** Start of Information shown **

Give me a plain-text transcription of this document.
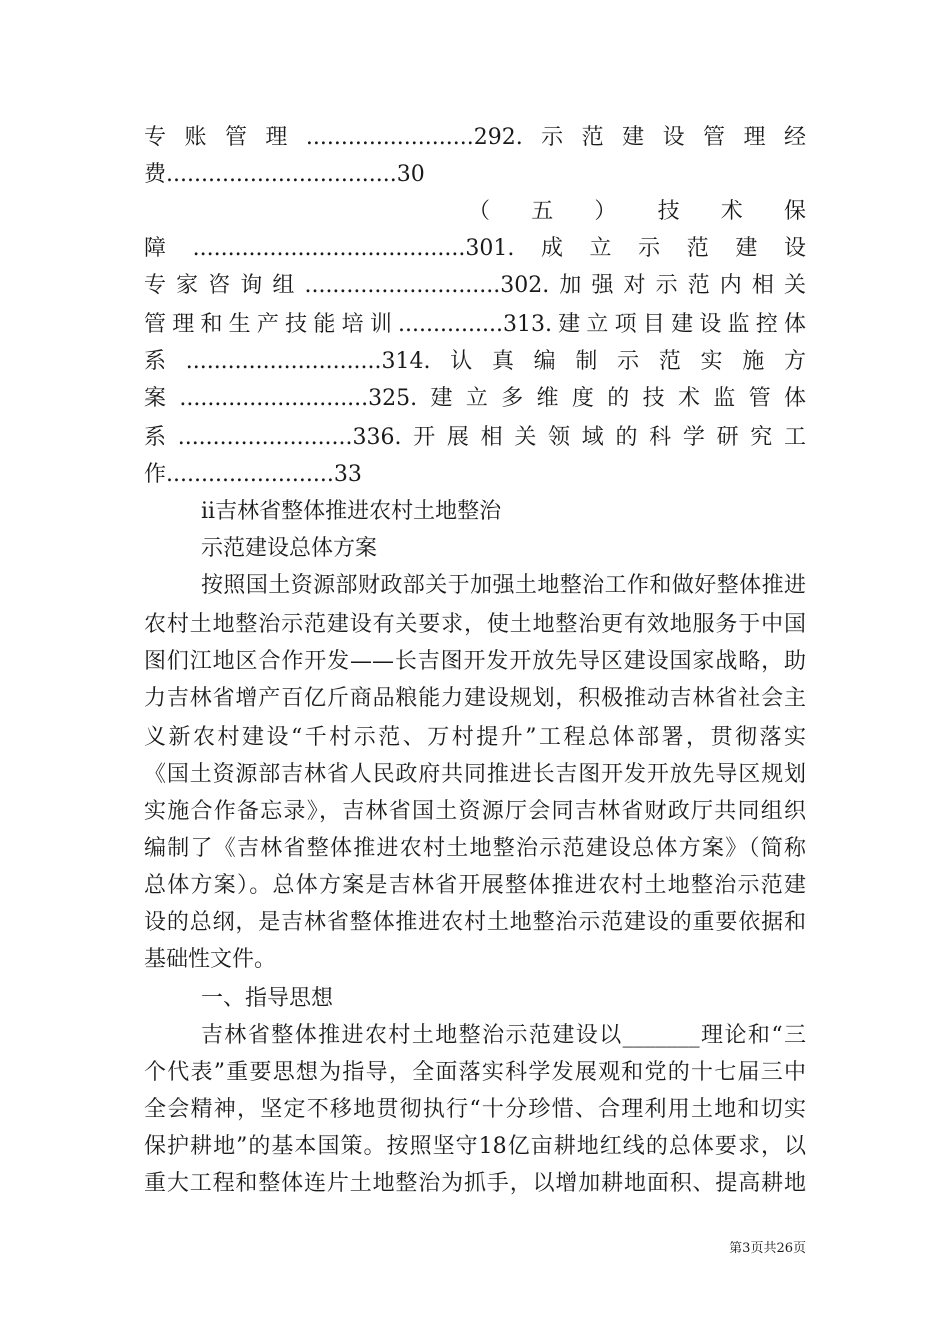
专账管理........................292.示范建设管理经
费.................................30
（五）技术保
障.......................................301.成立示范建设
专家咨询组............................302.加强对示范内相关
管理和生产技能培训...............313.建立项目建设监控体
系............................314.认真编制示范实施方
案...........................325.建立多维度的技术监管体
系.........................336.开展相关领域的科学研究工
作........................33
ii吉林省整体推进农村土地整治
示范建设总体方案
按照国土资源部财政部关于加强土地整治工作和做好整体推进
农村土地整治示范建设有关要求，使土地整治更有效地服务于中国
图们江地区合作开发——长吉图开发开放先导区建设国家战略，助
力吉林省增产百亿斤商品粮能力建设规划，积极推动吉林省社会主
义新农村建设“千村示范、万村提升”工程总体部署，贯彻落实
《国土资源部吉林省人民政府共同推进长吉图开发开放先导区规划
实施合作备忘录》，吉林省国土资源厅会同吉林省财政厅共同组织
编制了《吉林省整体推进农村土地整治示范建设总体方案》（简称
总体方案）。总体方案是吉林省开展整体推进农村土地整治示范建
设的总纲，是吉林省整体推进农村土地整治示范建设的重要依据和
基础性文件。
一、指导思想
吉林省整体推进农村土地整治示范建设以_______理论和“三
个代表”重要思想为指导，全面落实科学发展观和党的十七届三中
全会精神，坚定不移地贯彻执行“十分珍惜、合理利用土地和切实
保护耕地”的基本国策。按照坚守18亿亩耕地红线的总体要求，以
重大工程和整体连片土地整治为抓手，以增加耕地面积、提高耕地
第3页共26页
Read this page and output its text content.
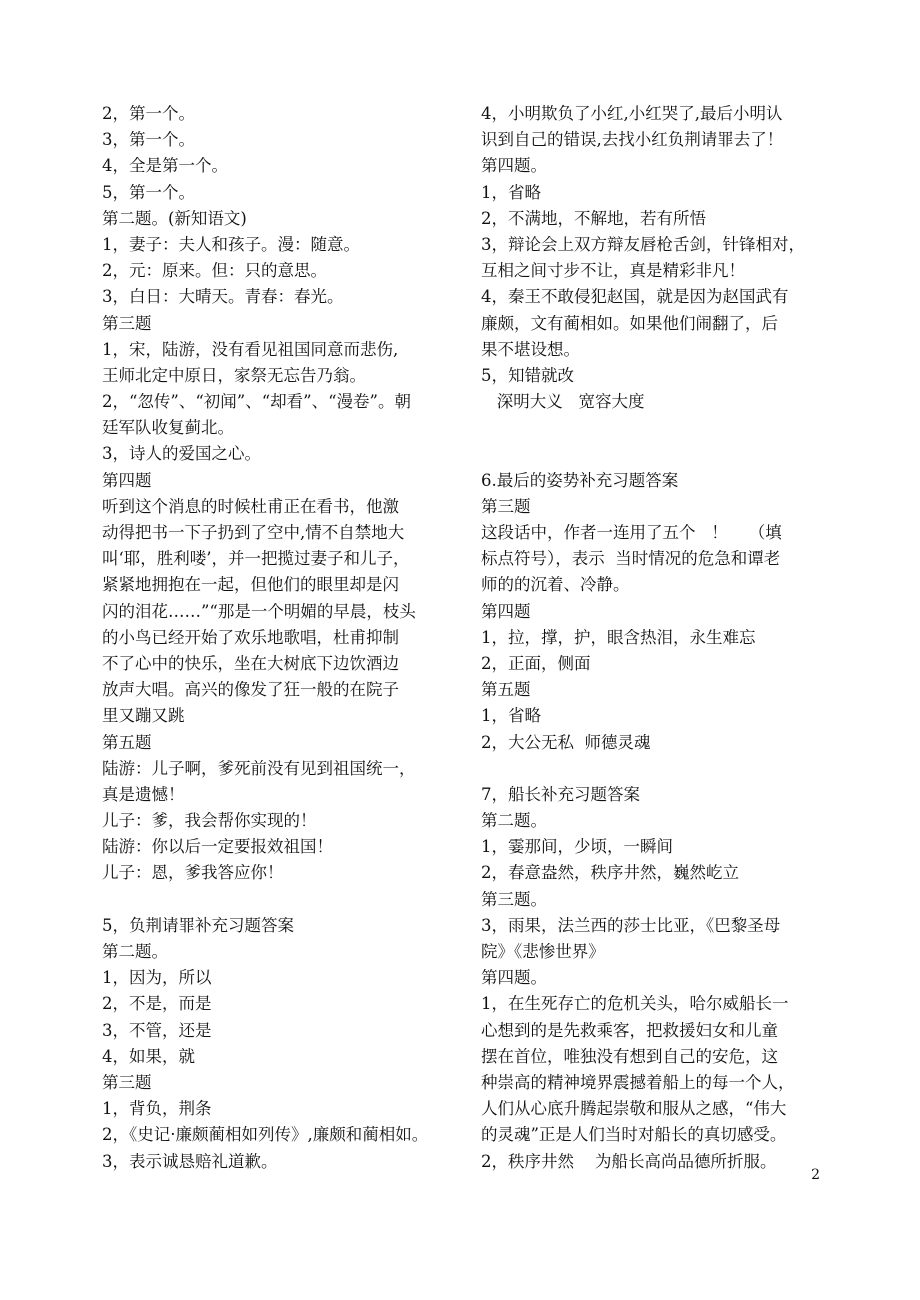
2，第一个。
3，第一个。
4，全是第一个。
5，第一个。
第二题。(新知语文)
1，妻子：夫人和孩子。漫：随意。
2，元：原来。但：只的意思。
3，白日：大晴天。青春：春光。
第三题
1，宋，陆游，没有看见祖国同意而悲伤,
王师北定中原日，家祭无忘告乃翁。
2，“忽传”、“初闻”、“却看”、“漫卷”。朝
廷军队收复蓟北。
3，诗人的爱国之心。
第四题
听到这个消息的时候杜甫正在看书，他激
动得把书一下子扔到了空中,情不自禁地大
叫‘耶，胜利喽’，并一把揽过妻子和儿子，
紧紧地拥抱在一起，但他们的眼里却是闪
闪的泪花……”“那是一个明媚的早晨，枝头
的小鸟已经开始了欢乐地歌唱，杜甫抑制
不了心中的快乐，坐在大树底下边饮酒边
放声大唱。高兴的像发了狂一般的在院子
里又蹦又跳
第五题
陆游：儿子啊，爹死前没有见到祖国统一，
真是遗憾！
儿子：爹，我会帮你实现的！
陆游：你以后一定要报效祖国！
儿子：恩，爹我答应你！

5，负荆请罪补充习题答案
第二题。
1，因为，所以
2，不是，而是
3，不管，还是
4，如果，就
第三题
1，背负，荆条
2，《史记·廉颇蔺相如列传》,廉颇和蔺相如。
3，表示诚恳赔礼道歉。
4，小明欺负了小红,小红哭了,最后小明认
识到自己的错误,去找小红负荆请罪去了！
第四题。
1，省略
2，不满地，不解地，若有所悟
3，辩论会上双方辩友唇枪舌剑，针锋相对，
互相之间寸步不让，真是精彩非凡！
4，秦王不敢侵犯赵国，就是因为赵国武有
廉颇，文有蔺相如。如果他们闹翻了，后
果不堪设想。
5，知错就改
深明大义   宽容大度

6.最后的姿势补充习题答案
第三题
这段话中，作者一连用了五个   ！    （填
标点符号），表示  当时情况的危急和谭老
师的的沉着、冷静。
第四题
1，拉，撑，护，眼含热泪，永生难忘
2，正面，侧面
第五题
1，省略
2，大公无私  师德灵魂

7，船长补充习题答案
第二题。
1，霎那间，少顷，一瞬间
2，春意盎然，秩序井然，巍然屹立
第三题。
3，雨果，法兰西的莎士比亚，《巴黎圣母
院》《悲惨世界》
第四题。
1，在生死存亡的危机关头，哈尔威船长一
心想到的是先救乘客，把救援妇女和儿童
摆在首位，唯独没有想到自己的安危，这
种崇高的精神境界震撼着船上的每一个人，
人们从心底升腾起崇敬和服从之感，“伟大
的灵魂”正是人们当时对船长的真切感受。
2，秩序井然    为船长高尚品德所折服。
2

** End of Information shown **

| Job |
Identify every line where the string "this" appears.

| Reply |
Give me a plain-text transcription of this document.
Read this page and output its text content.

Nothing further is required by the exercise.